Determine which lines contain the word "Belegnummer", then copy those lines.
------------
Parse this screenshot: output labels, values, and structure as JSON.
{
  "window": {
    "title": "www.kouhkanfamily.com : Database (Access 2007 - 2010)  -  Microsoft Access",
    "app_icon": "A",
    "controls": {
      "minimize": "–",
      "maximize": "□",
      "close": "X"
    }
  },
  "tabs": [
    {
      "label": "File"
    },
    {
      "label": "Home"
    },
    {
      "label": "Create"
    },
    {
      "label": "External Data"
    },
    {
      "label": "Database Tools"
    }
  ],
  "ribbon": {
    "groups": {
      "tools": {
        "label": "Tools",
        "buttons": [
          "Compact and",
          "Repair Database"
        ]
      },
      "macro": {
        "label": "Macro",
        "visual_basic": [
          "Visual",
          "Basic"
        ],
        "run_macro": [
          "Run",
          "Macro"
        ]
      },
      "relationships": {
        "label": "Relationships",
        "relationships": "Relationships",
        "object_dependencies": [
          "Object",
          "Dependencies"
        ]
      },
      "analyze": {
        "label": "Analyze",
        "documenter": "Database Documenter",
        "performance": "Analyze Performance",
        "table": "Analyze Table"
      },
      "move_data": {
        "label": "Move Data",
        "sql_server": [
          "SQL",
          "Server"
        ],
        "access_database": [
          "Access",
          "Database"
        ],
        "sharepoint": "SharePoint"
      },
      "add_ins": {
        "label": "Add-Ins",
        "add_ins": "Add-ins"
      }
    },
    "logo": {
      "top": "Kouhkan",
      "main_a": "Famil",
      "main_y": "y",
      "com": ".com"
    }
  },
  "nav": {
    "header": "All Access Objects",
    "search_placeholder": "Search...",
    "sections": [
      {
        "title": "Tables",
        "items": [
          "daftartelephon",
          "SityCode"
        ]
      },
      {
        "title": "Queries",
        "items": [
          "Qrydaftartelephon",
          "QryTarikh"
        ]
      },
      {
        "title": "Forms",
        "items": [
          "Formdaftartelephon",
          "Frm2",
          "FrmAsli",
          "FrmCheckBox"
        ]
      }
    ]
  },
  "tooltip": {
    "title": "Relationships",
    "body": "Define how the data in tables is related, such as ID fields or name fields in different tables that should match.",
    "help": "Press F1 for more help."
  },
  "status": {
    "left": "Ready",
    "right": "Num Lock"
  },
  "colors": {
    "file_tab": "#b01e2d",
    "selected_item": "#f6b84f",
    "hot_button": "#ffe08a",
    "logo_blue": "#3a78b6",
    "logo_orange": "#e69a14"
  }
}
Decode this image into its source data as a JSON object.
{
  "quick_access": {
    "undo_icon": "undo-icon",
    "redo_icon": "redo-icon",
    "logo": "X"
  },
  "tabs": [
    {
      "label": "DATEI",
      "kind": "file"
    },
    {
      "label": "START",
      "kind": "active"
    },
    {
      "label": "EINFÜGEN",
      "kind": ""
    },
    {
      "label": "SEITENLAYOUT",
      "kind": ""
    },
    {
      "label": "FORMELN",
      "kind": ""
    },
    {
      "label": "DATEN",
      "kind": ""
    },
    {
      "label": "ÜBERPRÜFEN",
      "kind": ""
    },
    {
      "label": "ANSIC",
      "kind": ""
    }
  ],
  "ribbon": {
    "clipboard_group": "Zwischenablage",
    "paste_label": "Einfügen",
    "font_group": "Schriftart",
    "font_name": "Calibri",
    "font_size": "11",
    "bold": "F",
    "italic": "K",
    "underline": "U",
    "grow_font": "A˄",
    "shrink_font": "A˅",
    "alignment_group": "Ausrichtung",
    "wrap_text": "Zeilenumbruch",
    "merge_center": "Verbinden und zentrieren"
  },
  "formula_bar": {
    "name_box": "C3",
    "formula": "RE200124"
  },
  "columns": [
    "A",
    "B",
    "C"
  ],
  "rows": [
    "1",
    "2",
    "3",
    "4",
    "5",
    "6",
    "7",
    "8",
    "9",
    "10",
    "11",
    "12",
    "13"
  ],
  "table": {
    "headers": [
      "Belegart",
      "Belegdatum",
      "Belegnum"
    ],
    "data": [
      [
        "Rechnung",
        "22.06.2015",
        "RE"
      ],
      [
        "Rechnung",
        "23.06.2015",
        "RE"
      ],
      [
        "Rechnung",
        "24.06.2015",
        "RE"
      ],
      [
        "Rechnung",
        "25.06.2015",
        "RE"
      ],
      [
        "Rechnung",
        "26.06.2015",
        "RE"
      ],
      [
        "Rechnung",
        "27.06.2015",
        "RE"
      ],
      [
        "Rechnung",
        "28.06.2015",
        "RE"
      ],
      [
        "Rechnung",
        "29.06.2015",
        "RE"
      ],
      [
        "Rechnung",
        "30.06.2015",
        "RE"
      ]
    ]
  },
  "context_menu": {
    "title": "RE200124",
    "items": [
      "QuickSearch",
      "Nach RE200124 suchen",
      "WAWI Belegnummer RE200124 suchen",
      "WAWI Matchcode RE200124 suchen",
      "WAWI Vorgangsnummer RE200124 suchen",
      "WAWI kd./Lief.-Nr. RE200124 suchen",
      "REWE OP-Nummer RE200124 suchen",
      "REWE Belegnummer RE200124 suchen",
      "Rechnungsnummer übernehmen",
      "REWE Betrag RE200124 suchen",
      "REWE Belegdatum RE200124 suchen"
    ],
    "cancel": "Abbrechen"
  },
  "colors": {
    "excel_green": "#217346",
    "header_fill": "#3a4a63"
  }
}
------------
ANSWER FOR THIS EXERCISE:
      "WAWI Belegnummer RE200124 suchen",
      "REWE Belegnummer RE200124 suchen",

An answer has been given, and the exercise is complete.